* **SHORT EXERCISE**: Do not include the pictures; repeat the rest of the data exactly.

___ STORED DATA

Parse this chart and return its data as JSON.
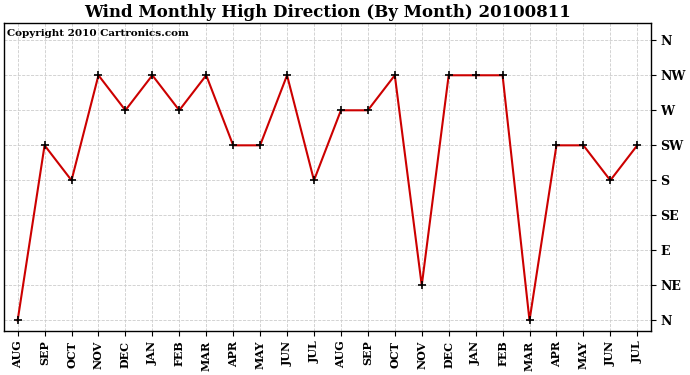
{
  "title": "Wind Monthly High Direction (By Month) 20100811",
  "copyright": "Copyright 2010 Cartronics.com",
  "months": [
    "AUG",
    "SEP",
    "OCT",
    "NOV",
    "DEC",
    "JAN",
    "FEB",
    "MAR",
    "APR",
    "MAY",
    "JUN",
    "JUL",
    "AUG",
    "SEP",
    "OCT",
    "NOV",
    "DEC",
    "JAN",
    "FEB",
    "MAR",
    "APR",
    "MAY",
    "JUN",
    "JUL"
  ],
  "ytick_labels": [
    "N",
    "NE",
    "E",
    "SE",
    "S",
    "SW",
    "W",
    "NW",
    "N"
  ],
  "ytick_positions": [
    0,
    1,
    2,
    3,
    4,
    5,
    6,
    7,
    8
  ],
  "values": [
    0,
    5,
    4,
    7,
    6,
    7,
    6,
    7,
    5,
    5,
    7,
    4,
    6,
    6,
    7,
    1,
    7,
    7,
    7,
    0,
    5,
    5,
    4,
    5
  ],
  "line_color": "#cc0000",
  "bg_color": "#ffffff",
  "grid_color": "#cccccc",
  "title_fontsize": 12,
  "copyright_fontsize": 7.5,
  "tick_fontsize": 8,
  "ytick_fontsize": 9
}
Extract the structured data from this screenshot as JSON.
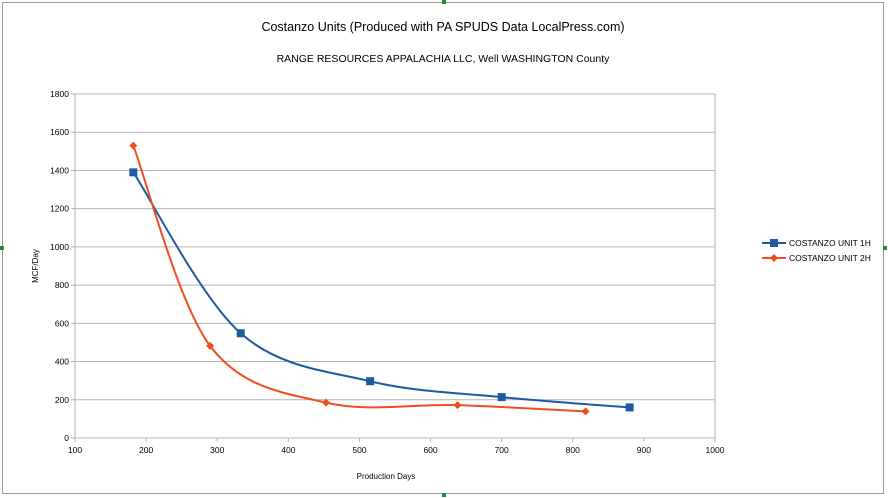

______

* **OUTPUT BELOW**:
Parse this chart and return its data as JSON.
{
  "title": "Wind Monthly High Direction (By Month) 20100811",
  "copyright": "Copyright 2010 Cartronics.com",
  "months": [
    "AUG",
    "SEP",
    "OCT",
    "NOV",
    "DEC",
    "JAN",
    "FEB",
    "MAR",
    "APR",
    "MAY",
    "JUN",
    "JUL",
    "AUG",
    "SEP",
    "OCT",
    "NOV",
    "DEC",
    "JAN",
    "FEB",
    "MAR",
    "APR",
    "MAY",
    "JUN",
    "JUL"
  ],
  "ytick_labels": [
    "N",
    "NE",
    "E",
    "SE",
    "S",
    "SW",
    "W",
    "NW",
    "N"
  ],
  "ytick_positions": [
    0,
    1,
    2,
    3,
    4,
    5,
    6,
    7,
    8
  ],
  "values": [
    0,
    5,
    4,
    7,
    6,
    7,
    6,
    7,
    5,
    5,
    7,
    4,
    6,
    6,
    7,
    1,
    7,
    7,
    7,
    0,
    5,
    5,
    4,
    5
  ],
  "line_color": "#cc0000",
  "bg_color": "#ffffff",
  "grid_color": "#cccccc",
  "title_fontsize": 12,
  "copyright_fontsize": 7.5,
  "tick_fontsize": 8,
  "ytick_fontsize": 9
}
Extract the structured data from this screenshot as JSON.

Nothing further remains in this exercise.